Entries from a visual dataset:
------------------------------------

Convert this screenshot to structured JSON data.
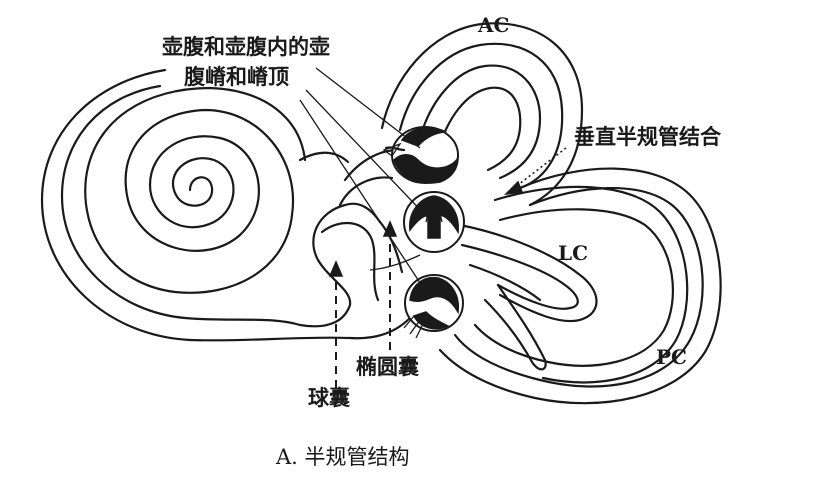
{
  "labels": {
    "ampulla_line1": "壶腹和壶腹内的壶",
    "ampulla_line2": "腹嵴和嵴顶",
    "ac": "AC",
    "vertical_junction": "垂直半规管结合",
    "lc": "LC",
    "pc": "PC",
    "utricle": "椭圆囊",
    "saccule": "球囊"
  },
  "caption": "A. 半规管结构"
}
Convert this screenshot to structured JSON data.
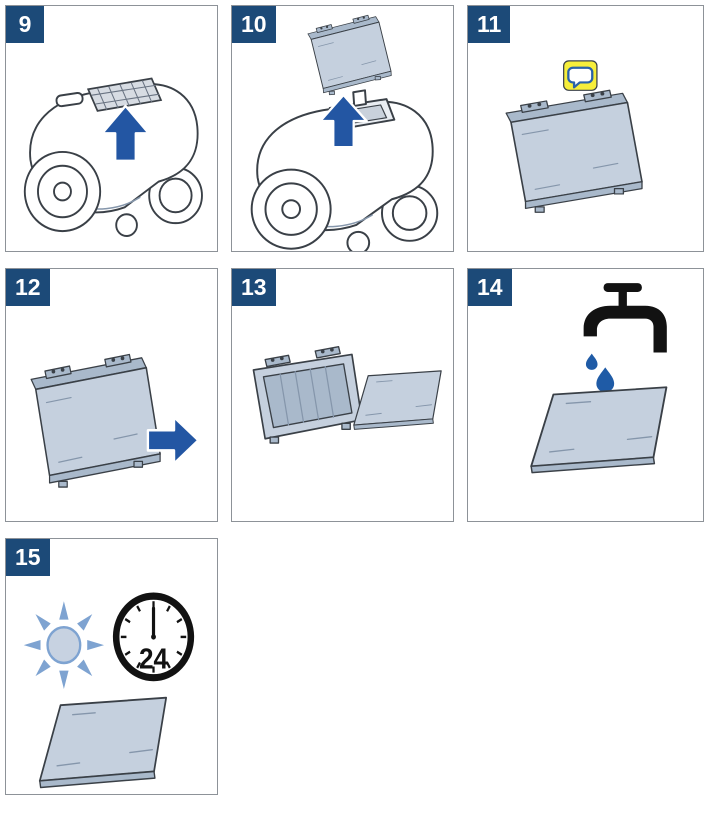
{
  "colors": {
    "badge_bg": "#1c4a78",
    "arrow_blue": "#2356a3",
    "filter_fill": "#c5d0de",
    "filter_edge": "#a9b9cb",
    "line": "#3a4047",
    "detail_line": "#8596ab",
    "note_yellow": "#f6ee3b",
    "bubble_blue": "#2a62a8",
    "drop_blue": "#1f5ba6",
    "sun_blue": "#7ea3d1",
    "sun_center": "#c7d2e1",
    "clock_black": "#121212",
    "grille_fill": "#d7dce3",
    "hatch_line": "#697382",
    "panel_border": "#8d9298"
  },
  "panels": [
    {
      "number": "9",
      "icons": [
        "up-arrow-icon"
      ],
      "illustration": "vacuum-cleaner-filter-location"
    },
    {
      "number": "10",
      "icons": [
        "up-arrow-icon"
      ],
      "illustration": "lift-filter-cassette-out-of-vacuum"
    },
    {
      "number": "11",
      "icons": [
        "speech-bubble-icon"
      ],
      "illustration": "filter-cassette"
    },
    {
      "number": "12",
      "icons": [
        "right-arrow-icon"
      ],
      "illustration": "slide-filter-out-of-cassette"
    },
    {
      "number": "13",
      "icons": [],
      "illustration": "separate-filter-frame-and-foam-filter"
    },
    {
      "number": "14",
      "icons": [
        "faucet-icon",
        "water-drop-icon"
      ],
      "illustration": "rinse-filter-under-tap"
    },
    {
      "number": "15",
      "icons": [
        "sun-icon",
        "clock-icon"
      ],
      "illustration": "dry-filter-in-sun",
      "clock_label": "24"
    }
  ]
}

------------------------------------

Repeat the preceding records precisely, and leave every picture out of the copy.

▸ **EXERCISE RESULT**:
Convert this screenshot to structured JSON data.
{
  "labels": {
    "ampulla_line1": "壶腹和壶腹内的壶",
    "ampulla_line2": "腹嵴和嵴顶",
    "ac": "AC",
    "vertical_junction": "垂直半规管结合",
    "lc": "LC",
    "pc": "PC",
    "utricle": "椭圆囊",
    "saccule": "球囊"
  },
  "caption": "A. 半规管结构"
}
Convert this screenshot to structured JSON data.
{
  "colors": {
    "badge_bg": "#1c4a78",
    "arrow_blue": "#2356a3",
    "filter_fill": "#c5d0de",
    "filter_edge": "#a9b9cb",
    "line": "#3a4047",
    "detail_line": "#8596ab",
    "note_yellow": "#f6ee3b",
    "bubble_blue": "#2a62a8",
    "drop_blue": "#1f5ba6",
    "sun_blue": "#7ea3d1",
    "sun_center": "#c7d2e1",
    "clock_black": "#121212",
    "grille_fill": "#d7dce3",
    "hatch_line": "#697382",
    "panel_border": "#8d9298"
  },
  "panels": [
    {
      "number": "9",
      "icons": [
        "up-arrow-icon"
      ],
      "illustration": "vacuum-cleaner-filter-location"
    },
    {
      "number": "10",
      "icons": [
        "up-arrow-icon"
      ],
      "illustration": "lift-filter-cassette-out-of-vacuum"
    },
    {
      "number": "11",
      "icons": [
        "speech-bubble-icon"
      ],
      "illustration": "filter-cassette"
    },
    {
      "number": "12",
      "icons": [
        "right-arrow-icon"
      ],
      "illustration": "slide-filter-out-of-cassette"
    },
    {
      "number": "13",
      "icons": [],
      "illustration": "separate-filter-frame-and-foam-filter"
    },
    {
      "number": "14",
      "icons": [
        "faucet-icon",
        "water-drop-icon"
      ],
      "illustration": "rinse-filter-under-tap"
    },
    {
      "number": "15",
      "icons": [
        "sun-icon",
        "clock-icon"
      ],
      "illustration": "dry-filter-in-sun",
      "clock_label": "24"
    }
  ]
}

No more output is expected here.